» **Segmento di testo**:
La guerra in Terra santa continua senza sosta. Lo stesso accade in Siria, ancor di più in Iraq, dove il califfato avanza nel sangue delle vittime. Di ritorno dal viaggio apostolico in Sud Corea, papa Francesco ha esortato a fermare “l’aggressore ingiusto”, senza per questo fare guerre di conquista, in una logica di scontro di civiltà, di contrapposizione totale. Quella che, a giudicare dal dibattito su ogni parola detta e non detta dal papa, in occidente molti sembrano auspicare. Ne abbiamo parlato con Pierbattista Pizzaballa, francescano custode di Terra santa, che oggi parlerà su “Il potere del cuore. Ricercatori di verità”, titolo dell’incontro inaugurale del Meeting di Rimini.



Il papa, tornando dalla Corea, ha detto che la preghiera per la pace con Abu Mazen e Shimon Peres non è stata un fallimento. Lei ne convinto?
Certamente. Non si può misurare l’efficacia della preghiera come se fosse un prodotto da mercato. La preghiera ci immette in una dimensione diversa, non misurabile. Anzi, proprio quella preghiera è stata un segno molto potente, un segno che ci indica che il Medio oriente non è solo distruzione ma anche, se lo si vuole, capacità di dialogo e di incontro.



Dice così anche se la “porta aperta” da Francesco sembra chiudersi ogni giorno?

» **Compito a**:
Spiega in una-tre frasi perché, secondo l'intervista, Pizzaballa ritiene che la preghiera per la pace con Abu Mazen e Shimon Peres non sia stata un fallimento.
Le righe di dati non hanno alcun rapporto con l'intervista.

» **Dati archiviati**:
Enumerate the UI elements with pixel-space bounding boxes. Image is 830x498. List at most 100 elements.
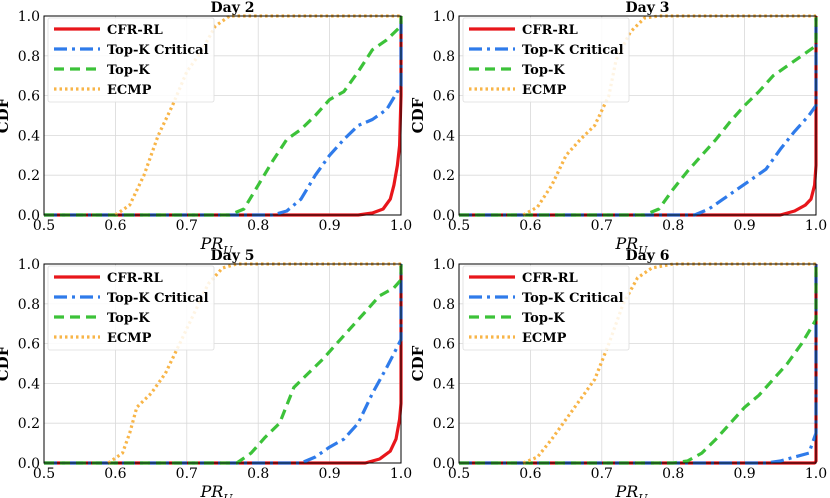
legend-label-top-k-critical: Top-K Critical	[522, 291, 624, 306]
panel-day-2: 0.5 0.6 0.7 0.8 0.9 1.0 0.0 0.2 0.4 0.6 0.8 1.0 Day …	[0, 0, 412, 257]
legend-box	[462, 265, 630, 351]
x-tick-label: 0.7	[591, 466, 613, 482]
y-tick-label: 0.6	[433, 89, 455, 105]
x-axis-label: PRU	[199, 234, 233, 257]
x-tick-label: 0.5	[33, 466, 55, 482]
x-tick-label: 1.0	[805, 466, 827, 482]
legend-label-top-k-critical: Top-K Critical	[107, 43, 209, 58]
x-tick-label: 0.8	[247, 218, 269, 234]
x-tick-label: 1.0	[805, 218, 827, 234]
series-line-top-k-critical	[44, 264, 403, 465]
series-line-top-k-critical	[44, 16, 403, 217]
x-tick-label: 0.5	[448, 218, 470, 234]
chart-title: Day 6	[626, 248, 670, 264]
panel-day-5: 0.5 0.6 0.7 0.8 0.9 1.0 0.0 0.2 0.4 0.6 0.8 1.0 Day …	[0, 248, 412, 498]
legend-box	[47, 17, 215, 103]
y-tick-label: 0.4	[433, 376, 455, 392]
legend-label-top-k-critical: Top-K Critical	[522, 43, 624, 58]
y-tick-label: 0.0	[18, 208, 40, 224]
x-tick-label: 0.7	[591, 218, 613, 234]
series-line-top-k-critical	[459, 16, 818, 217]
x-axis-label-main: PR	[199, 234, 223, 253]
y-tick-label: 0.6	[18, 337, 40, 353]
y-tick-label: 0.2	[433, 416, 455, 432]
legend-label-cfr-rl: CFR-RL	[522, 23, 578, 38]
legend: CFR-RL Top-K Critical Top-K ECMP	[47, 265, 215, 351]
legend-label-top-k-critical: Top-K Critical	[107, 291, 209, 306]
y-tick-label: 0.6	[18, 89, 40, 105]
y-tick-label: 0.2	[433, 168, 455, 184]
x-axis-label: PRU	[614, 234, 648, 257]
legend-label-top-k: Top-K	[522, 63, 565, 78]
legend: CFR-RL Top-K Critical Top-K ECMP	[462, 265, 630, 351]
y-tick-label: 0.8	[433, 49, 455, 65]
x-axis-label-main: PR	[614, 234, 638, 253]
panel-day-6: 0.5 0.6 0.7 0.8 0.9 1.0 0.0 0.2 0.4 0.6 0.8 1.0 Day …	[409, 248, 827, 498]
chart-title: Day 3	[626, 0, 670, 16]
series-line-top-k	[44, 16, 403, 217]
x-tick-label: 0.9	[733, 466, 755, 482]
x-tick-label: 1.0	[390, 218, 412, 234]
y-tick-label: 0.0	[18, 456, 40, 472]
x-axis-label: PRU	[199, 482, 233, 498]
panel-day-3: 0.5 0.6 0.7 0.8 0.9 1.0 0.0 0.2 0.4 0.6 0.8 1.0 Day …	[409, 0, 827, 257]
y-axis-label: CDF	[409, 345, 427, 381]
y-tick-label: 0.4	[18, 376, 40, 392]
legend-label-cfr-rl: CFR-RL	[107, 271, 163, 286]
x-axis-label: PRU	[614, 482, 648, 498]
y-tick-label: 0.6	[433, 337, 455, 353]
y-axis-label: CDF	[0, 97, 12, 133]
y-tick-label: 0.2	[18, 168, 40, 184]
chart-title: Day 5	[211, 248, 255, 264]
x-tick-label: 1.0	[390, 466, 412, 482]
x-axis-label-subscript: U	[223, 244, 233, 257]
y-tick-label: 0.2	[18, 416, 40, 432]
y-tick-label: 0.4	[18, 128, 40, 144]
legend-label-top-k: Top-K	[522, 311, 565, 326]
x-tick-label: 0.6	[519, 218, 541, 234]
plot-frame	[43, 15, 402, 216]
x-axis-label-main: PR	[614, 482, 638, 498]
legend-label-ecmp: ECMP	[522, 83, 567, 98]
legend-label-top-k: Top-K	[107, 311, 150, 326]
x-tick-label: 0.5	[448, 466, 470, 482]
x-axis-label-subscript: U	[638, 492, 648, 498]
series-line-cfr-rl	[44, 16, 403, 217]
x-tick-label: 0.8	[662, 218, 684, 234]
series-line-ecmp	[522, 262, 816, 465]
legend-label-top-k: Top-K	[107, 63, 150, 78]
y-tick-label: 0.4	[433, 128, 455, 144]
legend: CFR-RL Top-K Critical Top-K ECMP	[462, 17, 630, 103]
legend-label-ecmp: ECMP	[522, 331, 567, 346]
y-tick-label: 0.0	[433, 456, 455, 472]
series-line-top-k	[44, 264, 403, 465]
series-line-ecmp	[107, 262, 401, 465]
x-tick-label: 0.8	[662, 466, 684, 482]
chart-title: Day 2	[211, 0, 255, 16]
x-tick-label: 0.6	[519, 466, 541, 482]
y-axis-label: CDF	[409, 97, 427, 133]
x-tick-label: 0.6	[104, 466, 126, 482]
x-tick-label: 0.9	[318, 218, 340, 234]
x-tick-label: 0.8	[247, 466, 269, 482]
y-tick-label: 0.8	[18, 49, 40, 65]
y-tick-label: 1.0	[433, 9, 455, 25]
x-axis-label-subscript: U	[638, 244, 648, 257]
plot-frame	[458, 263, 817, 464]
x-tick-label: 0.6	[104, 218, 126, 234]
y-tick-label: 0.8	[18, 297, 40, 313]
x-tick-label: 0.5	[33, 218, 55, 234]
x-axis-label-main: PR	[199, 482, 223, 498]
legend-label-cfr-rl: CFR-RL	[107, 23, 163, 38]
y-tick-label: 1.0	[18, 9, 40, 25]
legend: CFR-RL Top-K Critical Top-K ECMP	[47, 17, 215, 103]
y-tick-label: 0.0	[433, 208, 455, 224]
legend-box	[47, 265, 215, 351]
x-tick-label: 0.7	[176, 218, 198, 234]
legend-box	[462, 17, 630, 103]
y-tick-label: 1.0	[433, 257, 455, 273]
legend-label-ecmp: ECMP	[107, 83, 152, 98]
legend-label-cfr-rl: CFR-RL	[522, 271, 578, 286]
series-line-ecmp	[522, 14, 816, 217]
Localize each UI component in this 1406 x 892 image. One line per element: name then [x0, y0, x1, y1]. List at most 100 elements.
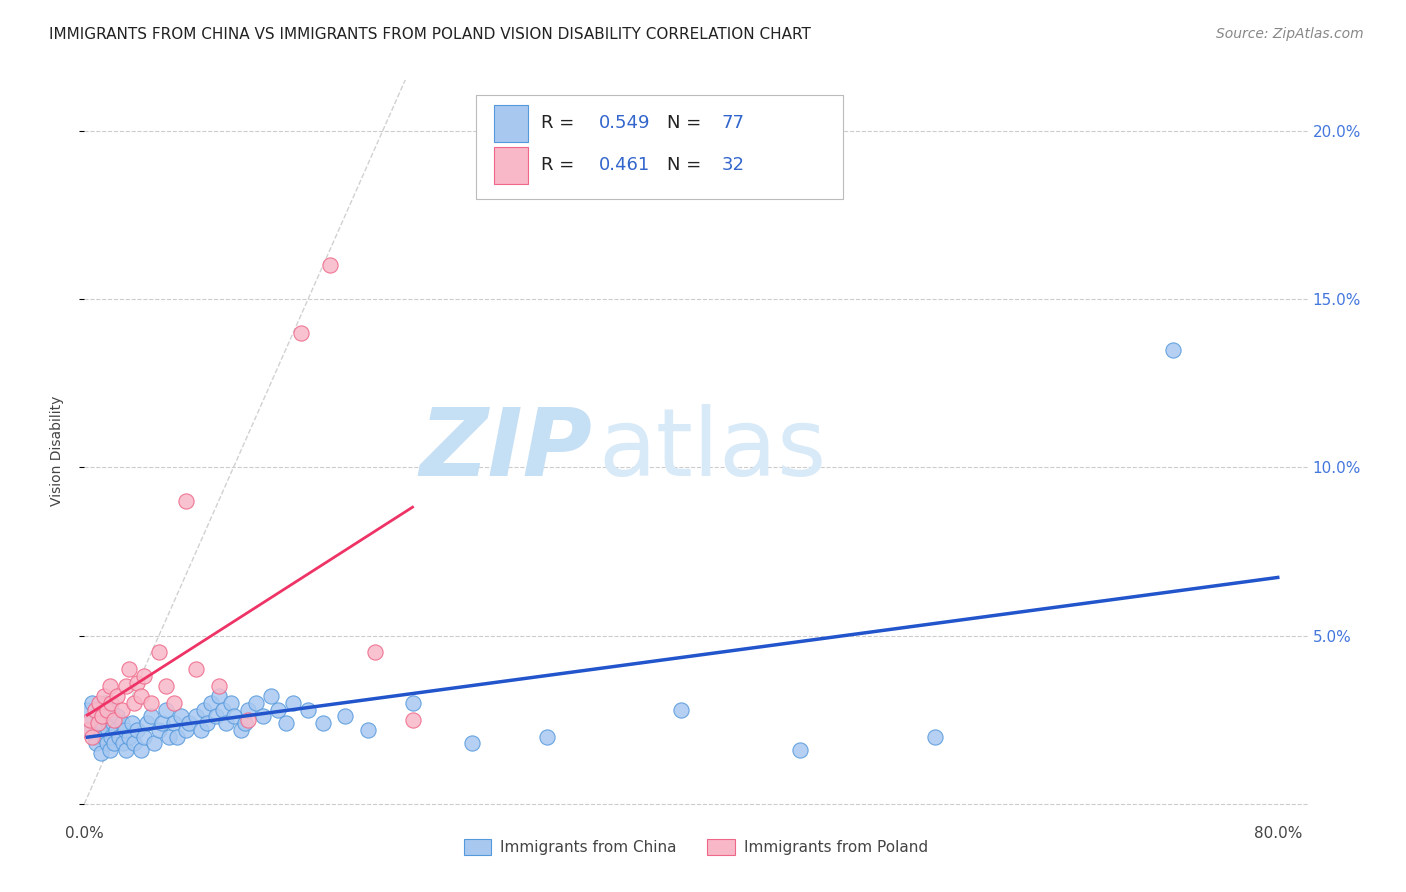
Point: [103, 736, 125, 750]
FancyBboxPatch shape: [475, 95, 842, 199]
Point: [125, 675, 148, 690]
Point: [115, 743, 138, 757]
Point: [105, 709, 128, 723]
Point: [89, 723, 111, 737]
Point: [141, 696, 163, 710]
Y-axis label: Vision Disability: Vision Disability: [49, 395, 63, 506]
Point: [80, 730, 103, 744]
Point: [364, 645, 387, 659]
Point: [190, 723, 212, 737]
Point: [91, 709, 114, 723]
Point: [238, 703, 260, 717]
Text: 32: 32: [721, 156, 745, 175]
Point: [297, 703, 319, 717]
Point: [174, 494, 197, 508]
Point: [155, 703, 177, 717]
Point: [260, 689, 283, 703]
Point: [89, 703, 111, 717]
Point: [219, 696, 242, 710]
Point: [122, 736, 145, 750]
Point: [90, 747, 112, 761]
Point: [91, 716, 114, 731]
Point: [80, 696, 103, 710]
Point: [97, 723, 120, 737]
Point: [357, 723, 380, 737]
Point: [245, 696, 267, 710]
Point: [163, 696, 186, 710]
Point: [107, 730, 129, 744]
Point: [79, 713, 101, 727]
Point: [84, 736, 107, 750]
Point: [335, 709, 357, 723]
Point: [83, 730, 105, 744]
Point: [93, 730, 115, 744]
Point: [170, 709, 193, 723]
Point: [186, 709, 208, 723]
Point: [112, 736, 135, 750]
Point: [118, 662, 141, 676]
Point: [1163, 343, 1185, 357]
Point: [132, 669, 155, 683]
Point: [536, 730, 558, 744]
Point: [118, 730, 141, 744]
Point: [222, 709, 245, 723]
Point: [100, 703, 122, 717]
Point: [94, 696, 117, 710]
Point: [98, 743, 121, 757]
Point: [186, 662, 208, 676]
Text: 0.461: 0.461: [599, 156, 651, 175]
Text: R =: R =: [541, 114, 579, 132]
Point: [76, 723, 98, 737]
Point: [207, 689, 229, 703]
Text: 77: 77: [721, 114, 745, 132]
Point: [100, 730, 122, 744]
Point: [122, 696, 145, 710]
Point: [319, 259, 342, 273]
Point: [115, 679, 138, 693]
Point: [461, 736, 484, 750]
Point: [290, 326, 312, 340]
Point: [204, 709, 226, 723]
Point: [83, 703, 105, 717]
Point: [207, 679, 229, 693]
Point: [155, 679, 177, 693]
Point: [157, 730, 180, 744]
Point: [148, 723, 170, 737]
Point: [132, 730, 155, 744]
Point: [212, 703, 235, 717]
Point: [143, 736, 166, 750]
Point: [401, 696, 423, 710]
Point: [82, 713, 104, 727]
Point: [163, 716, 186, 731]
Point: [129, 689, 152, 703]
Point: [96, 703, 118, 717]
Point: [111, 716, 134, 731]
Point: [274, 716, 297, 731]
Point: [312, 716, 335, 731]
Point: [177, 716, 200, 731]
Text: ZIP: ZIP: [419, 404, 592, 497]
Point: [166, 730, 188, 744]
Point: [98, 679, 121, 693]
Text: Source: ZipAtlas.com: Source: ZipAtlas.com: [1216, 27, 1364, 41]
Point: [195, 716, 218, 731]
Text: N =: N =: [666, 114, 707, 132]
Point: [136, 716, 159, 731]
Text: atlas: atlas: [598, 404, 827, 497]
Point: [148, 645, 170, 659]
Point: [193, 703, 215, 717]
Point: [103, 713, 125, 727]
Point: [93, 689, 115, 703]
Text: IMMIGRANTS FROM CHINA VS IMMIGRANTS FROM POLAND VISION DISABILITY CORRELATION CH: IMMIGRANTS FROM CHINA VS IMMIGRANTS FROM…: [49, 27, 811, 42]
Text: 0.549: 0.549: [599, 114, 651, 132]
Point: [401, 713, 423, 727]
Point: [174, 723, 197, 737]
Point: [96, 736, 118, 750]
Point: [114, 723, 136, 737]
Point: [87, 709, 110, 723]
Point: [924, 730, 946, 744]
FancyBboxPatch shape: [494, 104, 529, 142]
Legend: Immigrants from China, Immigrants from Poland: Immigrants from China, Immigrants from P…: [457, 833, 935, 861]
Point: [125, 723, 148, 737]
Point: [150, 716, 173, 731]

» **Compito b**:
Nelle righe di dati, dalla riga che contiene "291, 624, 306]" alla riga che contiene "89, 455, 105]", sostituisci "legend-box" con "legend-frame" lasciando invariato tutto il resto. Riporta soltanto queste righe.

» **Risposta corretta a**:
L'efficacia della preghiera non si può misurare come se fosse un prodotto da mercato, perché la preghiera immette in una dimensione diversa, non misurabile. Quella preghiera è stata anzi un segno molto potente. Indica che il Medio oriente non è solo distruzione ma anche, se lo si vuole, capacità di dialogo e di incontro.

» **Risposta corretta b**:
legend-label-top-k-critical: Top-K Critical	[522, 291, 624, 306]
panel-day-2: 0.5 0.6 0.7 0.8 0.9 1.0 0.0 0.2 0.4 0.6 0.8 1.0 Day …	[0, 0, 412, 257]
legend-frame	[462, 265, 630, 351]
x-tick-label: 0.7	[591, 466, 613, 482]
y-tick-label: 0.6	[433, 89, 455, 105]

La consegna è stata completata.